*TASK TO COMPLETE*:
In the records below, pick out all lines containing the word "лифчик".
┌──
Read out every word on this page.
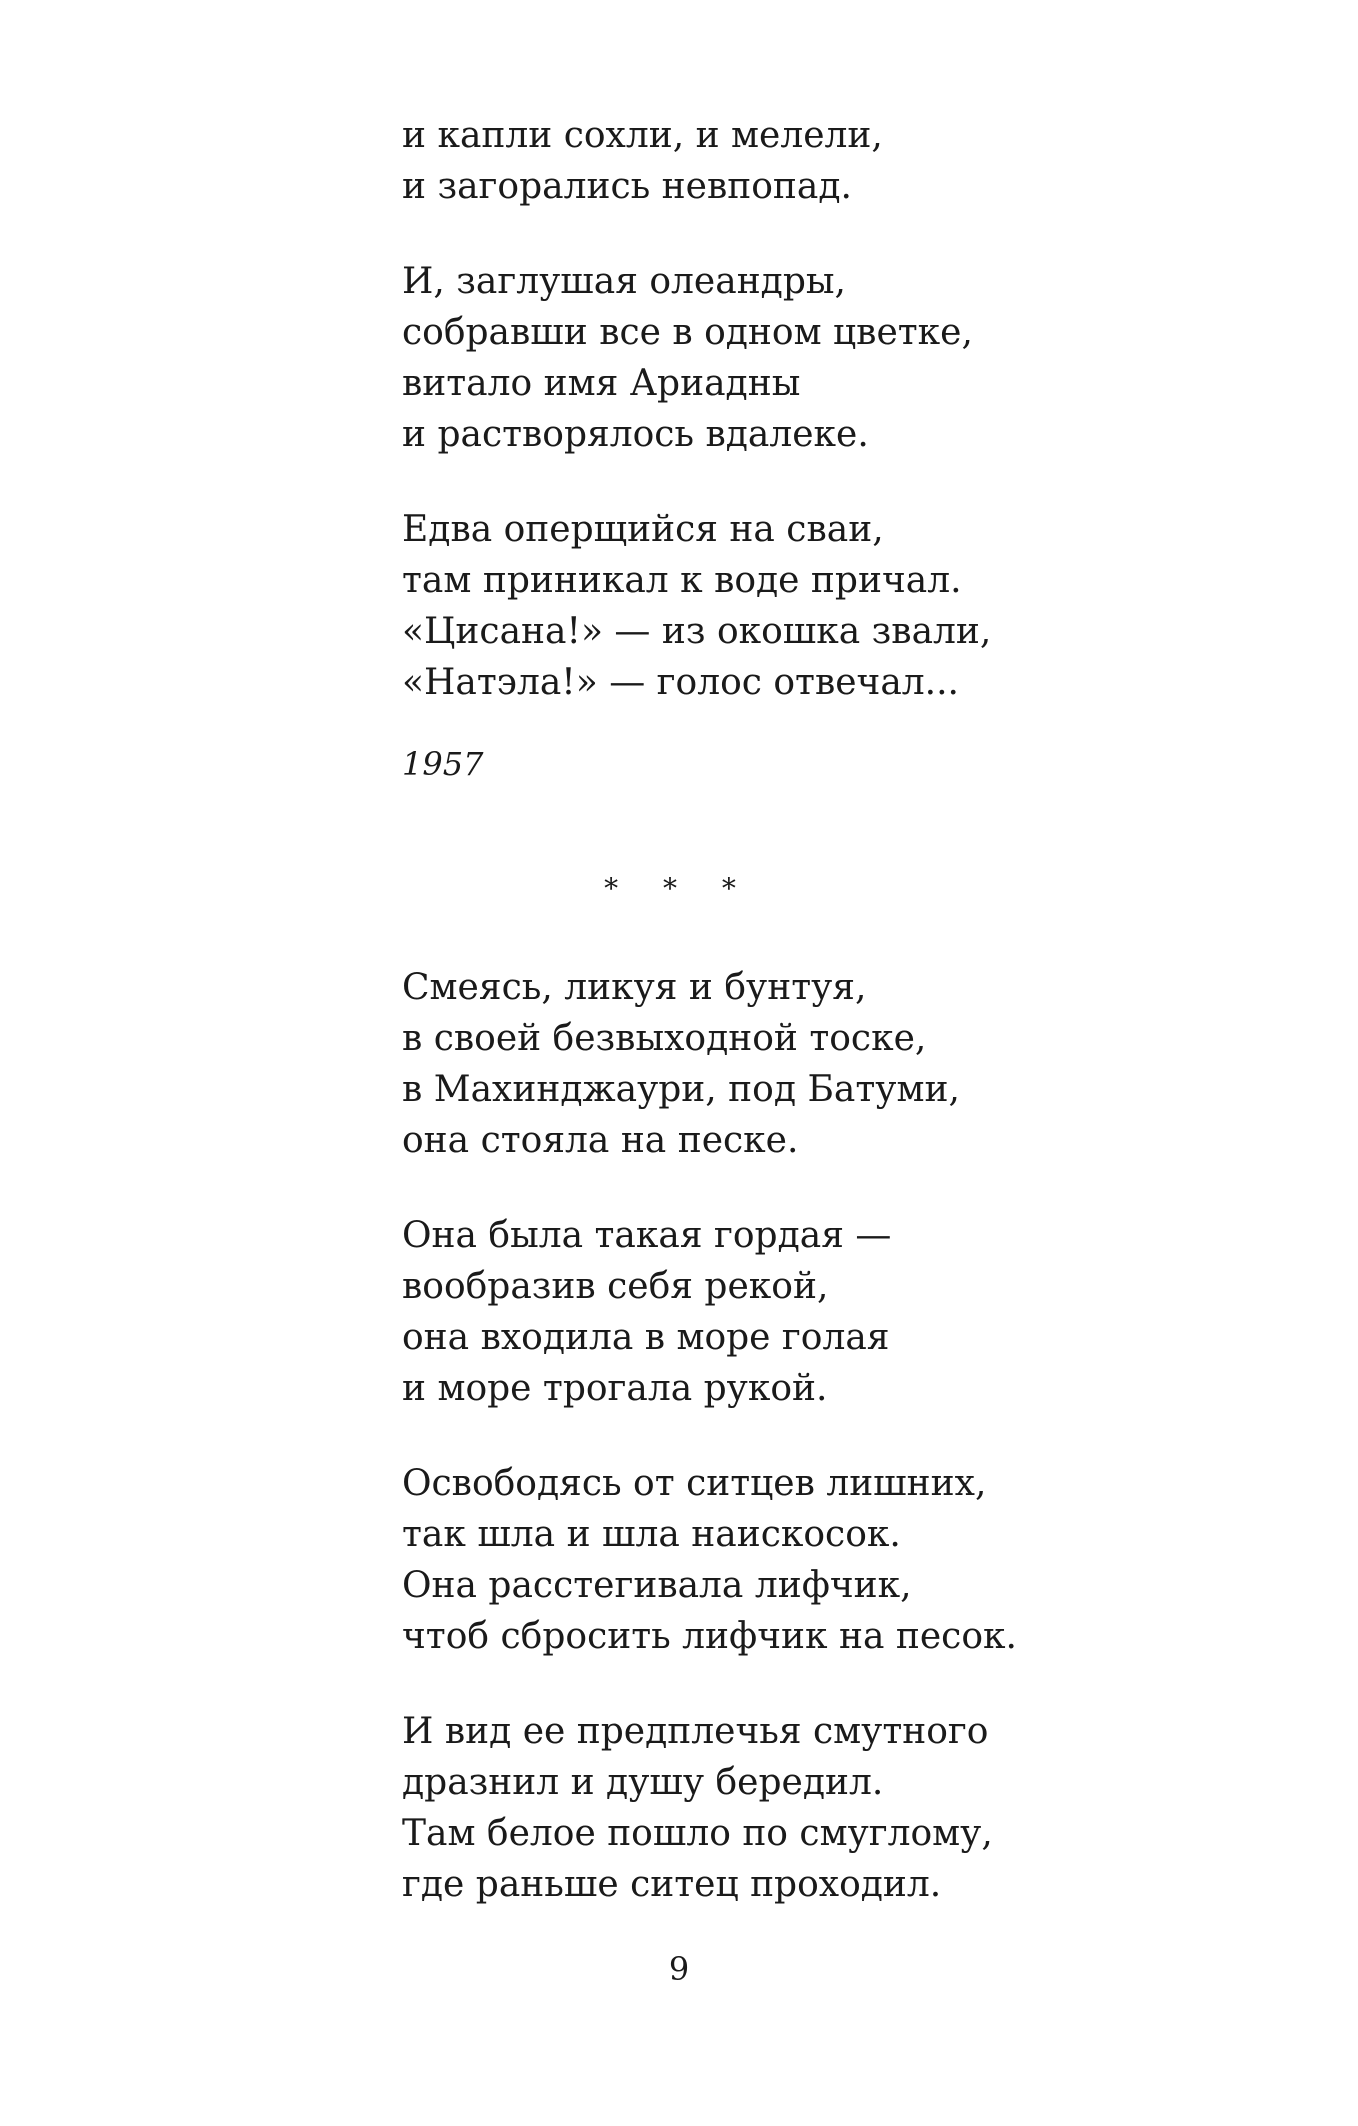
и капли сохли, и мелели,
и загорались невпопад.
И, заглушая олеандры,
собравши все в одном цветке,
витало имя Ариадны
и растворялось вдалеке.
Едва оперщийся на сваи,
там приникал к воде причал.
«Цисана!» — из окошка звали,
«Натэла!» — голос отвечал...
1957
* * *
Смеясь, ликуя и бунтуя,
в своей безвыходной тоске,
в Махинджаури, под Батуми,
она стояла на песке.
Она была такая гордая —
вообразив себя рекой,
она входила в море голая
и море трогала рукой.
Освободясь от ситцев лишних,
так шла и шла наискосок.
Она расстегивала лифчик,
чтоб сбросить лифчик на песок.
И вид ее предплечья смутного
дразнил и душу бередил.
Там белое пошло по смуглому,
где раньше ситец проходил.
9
└──
┌──
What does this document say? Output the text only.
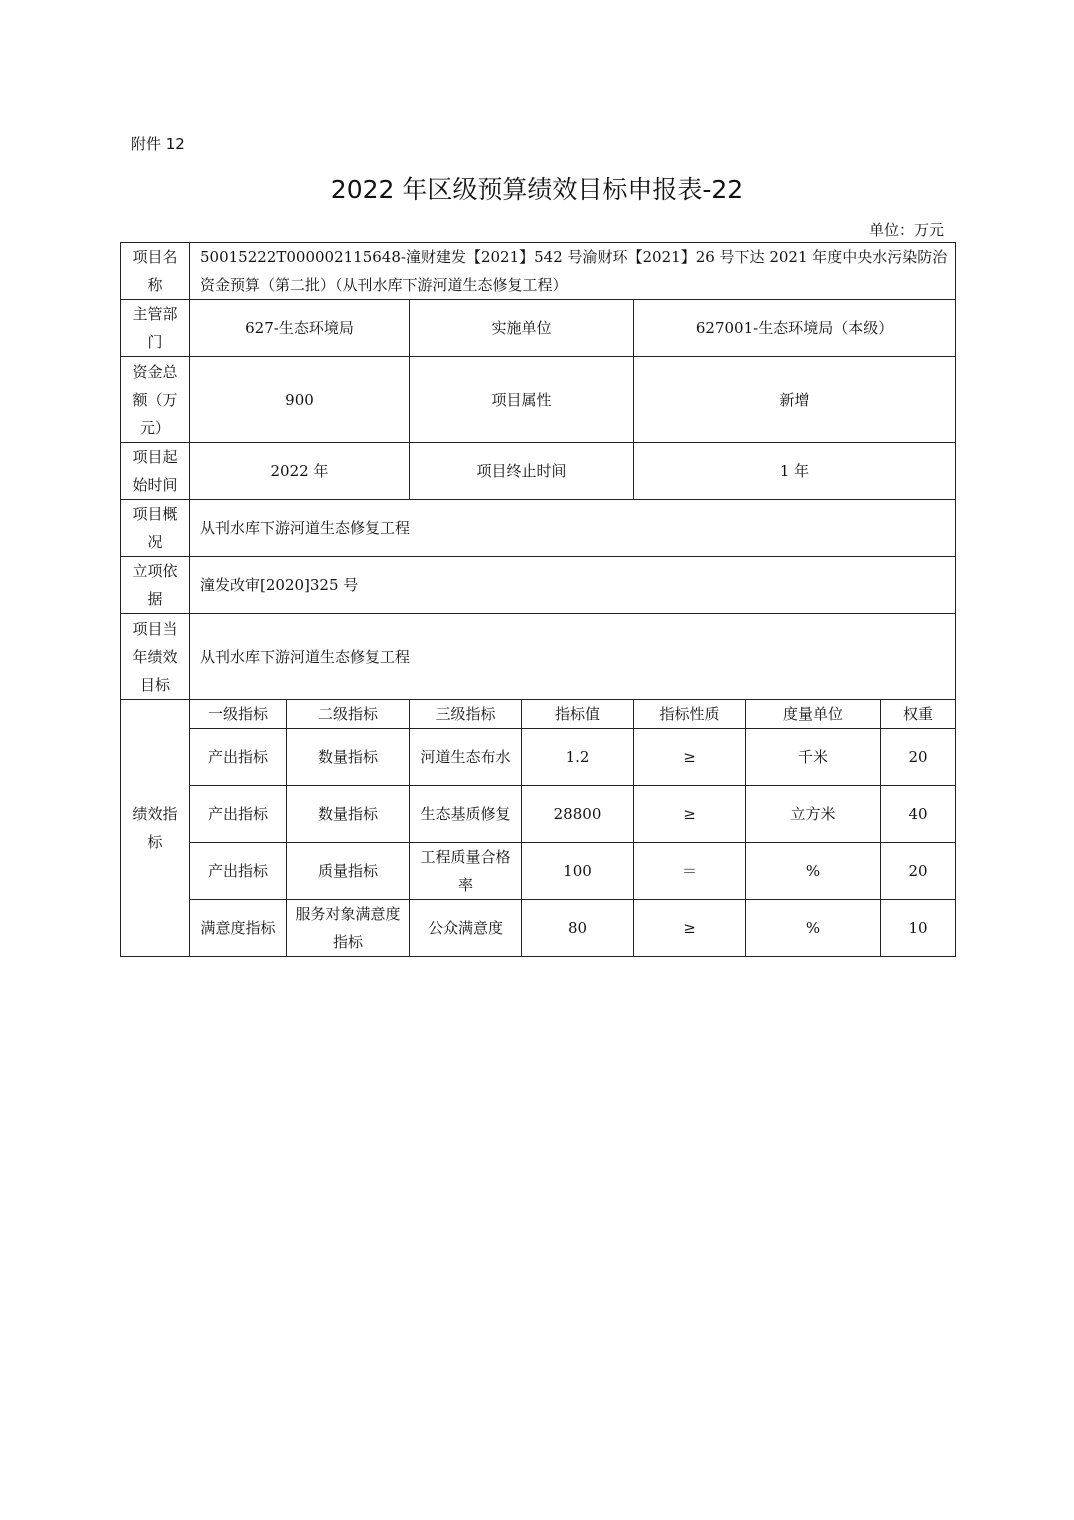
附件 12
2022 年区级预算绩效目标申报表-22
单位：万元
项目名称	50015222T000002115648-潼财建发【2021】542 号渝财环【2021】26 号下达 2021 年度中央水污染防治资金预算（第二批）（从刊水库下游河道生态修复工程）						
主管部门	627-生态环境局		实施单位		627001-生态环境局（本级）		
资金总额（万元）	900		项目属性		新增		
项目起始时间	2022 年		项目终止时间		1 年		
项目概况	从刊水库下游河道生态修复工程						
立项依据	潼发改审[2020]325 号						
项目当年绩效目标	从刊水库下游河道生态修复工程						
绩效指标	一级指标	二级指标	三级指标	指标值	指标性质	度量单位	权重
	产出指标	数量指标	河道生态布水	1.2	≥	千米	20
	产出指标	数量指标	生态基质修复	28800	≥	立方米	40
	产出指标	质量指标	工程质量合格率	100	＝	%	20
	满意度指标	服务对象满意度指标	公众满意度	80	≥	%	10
└──
*RESULT*:
Она расстегивала лифчик,
чтоб сбросить лифчик на песок.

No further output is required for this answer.